— START INFORMATION GIVEN —

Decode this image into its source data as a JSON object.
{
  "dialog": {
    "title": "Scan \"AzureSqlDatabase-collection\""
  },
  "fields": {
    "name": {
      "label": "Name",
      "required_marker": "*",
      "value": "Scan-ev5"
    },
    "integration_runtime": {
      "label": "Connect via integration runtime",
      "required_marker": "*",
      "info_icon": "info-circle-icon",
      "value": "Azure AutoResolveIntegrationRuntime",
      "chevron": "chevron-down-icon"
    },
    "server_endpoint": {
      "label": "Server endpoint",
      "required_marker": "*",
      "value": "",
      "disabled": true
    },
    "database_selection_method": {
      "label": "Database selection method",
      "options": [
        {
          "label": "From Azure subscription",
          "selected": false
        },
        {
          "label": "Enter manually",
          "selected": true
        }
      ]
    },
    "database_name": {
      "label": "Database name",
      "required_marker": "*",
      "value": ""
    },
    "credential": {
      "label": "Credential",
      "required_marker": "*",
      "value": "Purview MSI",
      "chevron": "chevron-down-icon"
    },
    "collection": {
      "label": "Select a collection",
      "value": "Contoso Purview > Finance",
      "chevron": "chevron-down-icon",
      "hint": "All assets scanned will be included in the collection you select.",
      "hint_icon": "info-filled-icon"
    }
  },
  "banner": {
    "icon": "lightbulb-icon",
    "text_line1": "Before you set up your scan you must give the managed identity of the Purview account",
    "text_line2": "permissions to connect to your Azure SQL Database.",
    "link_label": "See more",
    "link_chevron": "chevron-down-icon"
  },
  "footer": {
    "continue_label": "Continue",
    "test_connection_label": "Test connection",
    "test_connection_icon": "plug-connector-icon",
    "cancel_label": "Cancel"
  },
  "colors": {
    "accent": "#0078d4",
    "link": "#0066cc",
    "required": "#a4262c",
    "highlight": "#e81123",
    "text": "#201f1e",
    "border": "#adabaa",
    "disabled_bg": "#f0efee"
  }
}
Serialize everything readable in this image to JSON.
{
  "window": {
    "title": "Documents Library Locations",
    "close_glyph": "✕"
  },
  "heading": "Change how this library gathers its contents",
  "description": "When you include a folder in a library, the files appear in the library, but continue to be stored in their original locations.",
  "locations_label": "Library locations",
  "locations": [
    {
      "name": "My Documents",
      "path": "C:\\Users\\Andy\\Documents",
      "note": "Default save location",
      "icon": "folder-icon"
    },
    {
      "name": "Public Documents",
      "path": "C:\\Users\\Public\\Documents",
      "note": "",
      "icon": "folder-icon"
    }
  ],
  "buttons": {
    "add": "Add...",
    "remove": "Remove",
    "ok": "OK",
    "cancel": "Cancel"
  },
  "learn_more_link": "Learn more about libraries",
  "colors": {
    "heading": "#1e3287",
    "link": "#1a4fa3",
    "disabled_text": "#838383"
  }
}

— END INFORMATION GIVEN —

PROBLEM DESCRIPTION >> List every line above that contains the word "Public".

SOLUTION BELOW >>
      "name": "Public Documents",
      "path": "C:\\Users\\Public\\Documents",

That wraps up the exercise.